• **What needs to be done**: Transcribe the entries that follow, word for word.

• **Records from a data source**:
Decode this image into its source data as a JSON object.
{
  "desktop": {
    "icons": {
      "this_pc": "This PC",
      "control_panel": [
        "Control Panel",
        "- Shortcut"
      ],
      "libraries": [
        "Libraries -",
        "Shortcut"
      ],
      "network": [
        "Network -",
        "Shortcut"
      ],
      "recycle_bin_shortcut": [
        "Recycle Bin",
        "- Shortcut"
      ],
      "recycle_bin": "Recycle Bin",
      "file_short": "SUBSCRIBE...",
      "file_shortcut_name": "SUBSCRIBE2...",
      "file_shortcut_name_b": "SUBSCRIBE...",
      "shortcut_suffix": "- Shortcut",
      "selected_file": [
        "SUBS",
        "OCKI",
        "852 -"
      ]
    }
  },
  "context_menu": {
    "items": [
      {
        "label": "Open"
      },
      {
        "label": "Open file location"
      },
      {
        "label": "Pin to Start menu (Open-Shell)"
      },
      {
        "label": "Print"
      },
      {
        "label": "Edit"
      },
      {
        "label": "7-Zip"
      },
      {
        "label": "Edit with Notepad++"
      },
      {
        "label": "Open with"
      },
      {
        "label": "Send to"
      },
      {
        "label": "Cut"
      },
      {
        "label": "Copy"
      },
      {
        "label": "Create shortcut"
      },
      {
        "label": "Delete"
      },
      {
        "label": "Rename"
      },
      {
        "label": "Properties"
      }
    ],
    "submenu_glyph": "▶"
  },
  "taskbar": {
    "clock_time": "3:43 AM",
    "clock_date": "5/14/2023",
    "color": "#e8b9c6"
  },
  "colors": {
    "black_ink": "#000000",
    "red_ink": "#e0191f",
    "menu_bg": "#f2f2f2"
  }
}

• **Final result**:
Decode this image into its source data as a JSON object.
{
  "desktop": {
    "icons": {
      "this_pc": "This PC",
      "control_panel": [
        "Control Panel",
        "- Shortcut"
      ],
      "libraries": [
        "Libraries -",
        "Shortcut"
      ],
      "network": [
        "Network -",
        "Shortcut"
      ],
      "recycle_bin_shortcut": [
        "Recycle Bin",
        "- Shortcut"
      ],
      "recycle_bin": "Recycle Bin",
      "file_short": "SUBSCRIBE...",
      "file_shortcut_name": "SUBSCRIBE2...",
      "file_shortcut_name_b": "SUBSCRIBE...",
      "shortcut_suffix": "- Shortcut",
      "selected_file": [
        "SUBS",
        "OCKI",
        "852 -"
      ]
    }
  },
  "context_menu": {
    "items": [
      {
        "label": "Open"
      },
      {
        "label": "Open file location"
      },
      {
        "label": "Pin to Start menu (Open-Shell)"
      },
      {
        "label": "Print"
      },
      {
        "label": "Edit"
      },
      {
        "label": "7-Zip"
      },
      {
        "label": "Edit with Notepad++"
      },
      {
        "label": "Open with"
      },
      {
        "label": "Send to"
      },
      {
        "label": "Cut"
      },
      {
        "label": "Copy"
      },
      {
        "label": "Create shortcut"
      },
      {
        "label": "Delete"
      },
      {
        "label": "Rename"
      },
      {
        "label": "Properties"
      }
    ],
    "submenu_glyph": "▶"
  },
  "taskbar": {
    "clock_time": "3:43 AM",
    "clock_date": "5/14/2023",
    "color": "#e8b9c6"
  },
  "colors": {
    "black_ink": "#000000",
    "red_ink": "#e0191f",
    "menu_bg": "#f2f2f2"
  }
}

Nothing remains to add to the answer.